[Some records]

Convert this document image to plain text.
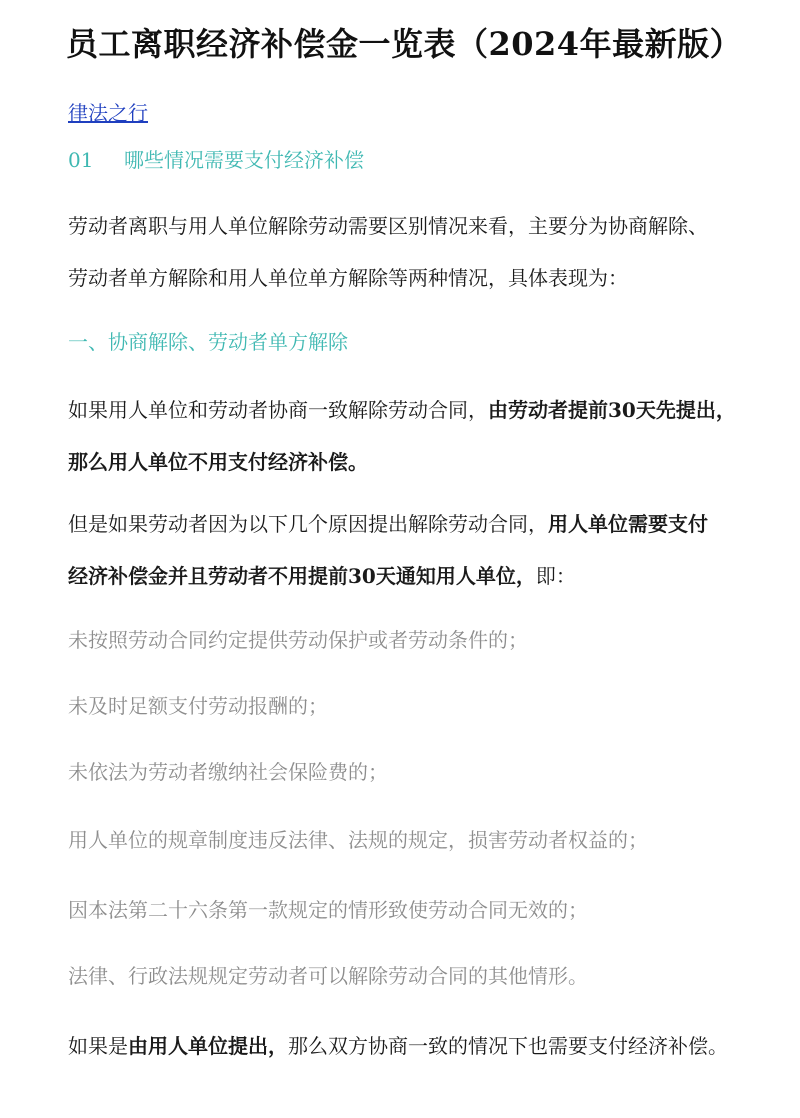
员工离职经济补偿金一览表（2024年最新版）
律法之行
01 哪些情况需要支付经济补偿
劳动者离职与用人单位解除劳动需要区别情况来看，主要分为协商解除、
劳动者单方解除和用人单位单方解除等两种情况，具体表现为：
一、协商解除、劳动者单方解除
如果用人单位和劳动者协商一致解除劳动合同，由劳动者提前30天先提出，
那么用人单位不用支付经济补偿。
但是如果劳动者因为以下几个原因提出解除劳动合同，用人单位需要支付
经济补偿金并且劳动者不用提前30天通知用人单位，即：
未按照劳动合同约定提供劳动保护或者劳动条件的；
未及时足额支付劳动报酬的；
未依法为劳动者缴纳社会保险费的；
用人单位的规章制度违反法律、法规的规定，损害劳动者权益的；
因本法第二十六条第一款规定的情形致使劳动合同无效的；
法律、行政法规规定劳动者可以解除劳动合同的其他情形。
如果是由用人单位提出，那么双方协商一致的情况下也需要支付经济补偿。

§ **Instructions for the task**: Leave the pictures out and reproduce all of the records exactly.

§ **Response**:
Convert this document image to plain text.
员工离职经济补偿金一览表（2024年最新版）
律法之行
01 哪些情况需要支付经济补偿
劳动者离职与用人单位解除劳动需要区别情况来看，主要分为协商解除、
劳动者单方解除和用人单位单方解除等两种情况，具体表现为：
一、协商解除、劳动者单方解除
如果用人单位和劳动者协商一致解除劳动合同，由劳动者提前30天先提出，
那么用人单位不用支付经济补偿。
但是如果劳动者因为以下几个原因提出解除劳动合同，用人单位需要支付
经济补偿金并且劳动者不用提前30天通知用人单位，即：
未按照劳动合同约定提供劳动保护或者劳动条件的；
未及时足额支付劳动报酬的；
未依法为劳动者缴纳社会保险费的；
用人单位的规章制度违反法律、法规的规定，损害劳动者权益的；
因本法第二十六条第一款规定的情形致使劳动合同无效的；
法律、行政法规规定劳动者可以解除劳动合同的其他情形。
如果是由用人单位提出，那么双方协商一致的情况下也需要支付经济补偿。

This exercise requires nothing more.